» YOUR OBJECTIVE: Copy each line exactly.

Data items:
____

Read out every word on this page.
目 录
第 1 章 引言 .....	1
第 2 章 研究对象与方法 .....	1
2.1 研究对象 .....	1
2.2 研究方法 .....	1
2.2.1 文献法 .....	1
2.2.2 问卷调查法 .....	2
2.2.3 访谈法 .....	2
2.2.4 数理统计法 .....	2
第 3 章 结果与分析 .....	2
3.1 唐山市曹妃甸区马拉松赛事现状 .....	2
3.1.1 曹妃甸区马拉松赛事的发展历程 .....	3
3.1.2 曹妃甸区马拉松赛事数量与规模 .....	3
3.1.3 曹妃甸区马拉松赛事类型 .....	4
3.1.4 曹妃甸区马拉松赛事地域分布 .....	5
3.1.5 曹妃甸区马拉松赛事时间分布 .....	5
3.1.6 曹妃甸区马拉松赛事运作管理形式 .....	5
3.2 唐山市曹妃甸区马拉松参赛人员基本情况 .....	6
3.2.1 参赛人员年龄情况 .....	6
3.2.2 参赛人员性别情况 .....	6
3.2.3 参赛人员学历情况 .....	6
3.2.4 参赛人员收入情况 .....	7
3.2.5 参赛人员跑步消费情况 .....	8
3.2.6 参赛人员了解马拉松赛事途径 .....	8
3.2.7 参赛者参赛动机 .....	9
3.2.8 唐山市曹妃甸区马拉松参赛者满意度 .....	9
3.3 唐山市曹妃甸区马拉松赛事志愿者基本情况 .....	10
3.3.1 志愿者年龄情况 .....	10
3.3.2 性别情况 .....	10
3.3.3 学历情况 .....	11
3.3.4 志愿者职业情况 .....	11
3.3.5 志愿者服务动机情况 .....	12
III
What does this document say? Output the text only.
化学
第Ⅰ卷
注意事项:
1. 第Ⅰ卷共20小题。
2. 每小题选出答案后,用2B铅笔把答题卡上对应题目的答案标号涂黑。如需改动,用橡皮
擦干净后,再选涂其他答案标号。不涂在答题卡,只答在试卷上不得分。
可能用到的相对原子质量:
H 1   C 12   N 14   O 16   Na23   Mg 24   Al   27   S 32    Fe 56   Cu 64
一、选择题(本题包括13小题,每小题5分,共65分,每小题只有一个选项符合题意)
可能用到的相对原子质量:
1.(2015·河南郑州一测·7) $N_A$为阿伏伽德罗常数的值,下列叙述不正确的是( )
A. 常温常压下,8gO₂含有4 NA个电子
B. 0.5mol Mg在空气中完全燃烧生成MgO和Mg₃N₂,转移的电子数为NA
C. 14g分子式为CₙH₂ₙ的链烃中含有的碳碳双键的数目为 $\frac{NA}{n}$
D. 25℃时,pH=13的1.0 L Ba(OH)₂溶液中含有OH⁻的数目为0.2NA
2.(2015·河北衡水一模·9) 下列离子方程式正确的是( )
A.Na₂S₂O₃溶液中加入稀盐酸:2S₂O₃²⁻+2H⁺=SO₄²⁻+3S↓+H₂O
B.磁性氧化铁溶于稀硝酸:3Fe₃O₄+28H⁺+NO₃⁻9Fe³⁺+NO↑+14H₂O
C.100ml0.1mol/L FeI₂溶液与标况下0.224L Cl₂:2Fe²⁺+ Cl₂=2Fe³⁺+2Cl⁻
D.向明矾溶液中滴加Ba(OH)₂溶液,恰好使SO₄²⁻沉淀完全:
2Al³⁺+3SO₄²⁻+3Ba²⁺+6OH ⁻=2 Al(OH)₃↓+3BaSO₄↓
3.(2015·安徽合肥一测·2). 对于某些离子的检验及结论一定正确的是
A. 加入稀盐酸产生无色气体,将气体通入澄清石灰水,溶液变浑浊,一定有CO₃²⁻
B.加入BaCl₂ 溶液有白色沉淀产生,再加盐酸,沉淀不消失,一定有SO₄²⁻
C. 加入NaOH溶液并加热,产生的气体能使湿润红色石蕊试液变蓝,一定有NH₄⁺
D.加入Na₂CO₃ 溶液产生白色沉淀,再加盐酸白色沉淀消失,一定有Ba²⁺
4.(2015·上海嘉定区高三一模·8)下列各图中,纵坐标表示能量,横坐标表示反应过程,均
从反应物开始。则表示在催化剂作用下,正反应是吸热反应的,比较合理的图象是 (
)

____

» EXERCISE SOLUTION:
Read out every word on this page.
目 录
第 1 章 引言 .....	1
第 2 章 研究对象与方法 .....	1
2.1 研究对象 .....	1
2.2 研究方法 .....	1
2.2.1 文献法 .....	1
2.2.2 问卷调查法 .....	2
2.2.3 访谈法 .....	2
2.2.4 数理统计法 .....	2
第 3 章 结果与分析 .....	2
3.1 唐山市曹妃甸区马拉松赛事现状 .....	2
3.1.1 曹妃甸区马拉松赛事的发展历程 .....	3
3.1.2 曹妃甸区马拉松赛事数量与规模 .....	3
3.1.3 曹妃甸区马拉松赛事类型 .....	4
3.1.4 曹妃甸区马拉松赛事地域分布 .....	5
3.1.5 曹妃甸区马拉松赛事时间分布 .....	5
3.1.6 曹妃甸区马拉松赛事运作管理形式 .....	5
3.2 唐山市曹妃甸区马拉松参赛人员基本情况 .....	6
3.2.1 参赛人员年龄情况 .....	6
3.2.2 参赛人员性别情况 .....	6
3.2.3 参赛人员学历情况 .....	6
3.2.4 参赛人员收入情况 .....	7
3.2.5 参赛人员跑步消费情况 .....	8
3.2.6 参赛人员了解马拉松赛事途径 .....	8
3.2.7 参赛者参赛动机 .....	9
3.2.8 唐山市曹妃甸区马拉松参赛者满意度 .....	9
3.3 唐山市曹妃甸区马拉松赛事志愿者基本情况 .....	10
3.3.1 志愿者年龄情况 .....	10
3.3.2 性别情况 .....	10
3.3.3 学历情况 .....	11
3.3.4 志愿者职业情况 .....	11
3.3.5 志愿者服务动机情况 .....	12
III
What does this document say? Output the text only.
化学
第Ⅰ卷
注意事项:
1. 第Ⅰ卷共20小题。
2. 每小题选出答案后,用2B铅笔把答题卡上对应题目的答案标号涂黑。如需改动,用橡皮
擦干净后,再选涂其他答案标号。不涂在答题卡,只答在试卷上不得分。
可能用到的相对原子质量:
H 1   C 12   N 14   O 16   Na23   Mg 24   Al   27   S 32    Fe 56   Cu 64
一、选择题(本题包括13小题,每小题5分,共65分,每小题只有一个选项符合题意)
可能用到的相对原子质量:
1.(2015·河南郑州一测·7) $N_A$为阿伏伽德罗常数的值,下列叙述不正确的是( )
A. 常温常压下,8gO₂含有4 NA个电子
B. 0.5mol Mg在空气中完全燃烧生成MgO和Mg₃N₂,转移的电子数为NA
C. 14g分子式为CₙH₂ₙ的链烃中含有的碳碳双键的数目为 $\frac{NA}{n}$
D. 25℃时,pH=13的1.0 L Ba(OH)₂溶液中含有OH⁻的数目为0.2NA
2.(2015·河北衡水一模·9) 下列离子方程式正确的是( )
A.Na₂S₂O₃溶液中加入稀盐酸:2S₂O₃²⁻+2H⁺=SO₄²⁻+3S↓+H₂O
B.磁性氧化铁溶于稀硝酸:3Fe₃O₄+28H⁺+NO₃⁻9Fe³⁺+NO↑+14H₂O
C.100ml0.1mol/L FeI₂溶液与标况下0.224L Cl₂:2Fe²⁺+ Cl₂=2Fe³⁺+2Cl⁻
D.向明矾溶液中滴加Ba(OH)₂溶液,恰好使SO₄²⁻沉淀完全:
2Al³⁺+3SO₄²⁻+3Ba²⁺+6OH ⁻=2 Al(OH)₃↓+3BaSO₄↓
3.(2015·安徽合肥一测·2). 对于某些离子的检验及结论一定正确的是
A. 加入稀盐酸产生无色气体,将气体通入澄清石灰水,溶液变浑浊,一定有CO₃²⁻
B.加入BaCl₂ 溶液有白色沉淀产生,再加盐酸,沉淀不消失,一定有SO₄²⁻
C. 加入NaOH溶液并加热,产生的气体能使湿润红色石蕊试液变蓝,一定有NH₄⁺
D.加入Na₂CO₃ 溶液产生白色沉淀,再加盐酸白色沉淀消失,一定有Ba²⁺
4.(2015·上海嘉定区高三一模·8)下列各图中,纵坐标表示能量,横坐标表示反应过程,均
从反应物开始。则表示在催化剂作用下,正反应是吸热反应的,比较合理的图象是 (
)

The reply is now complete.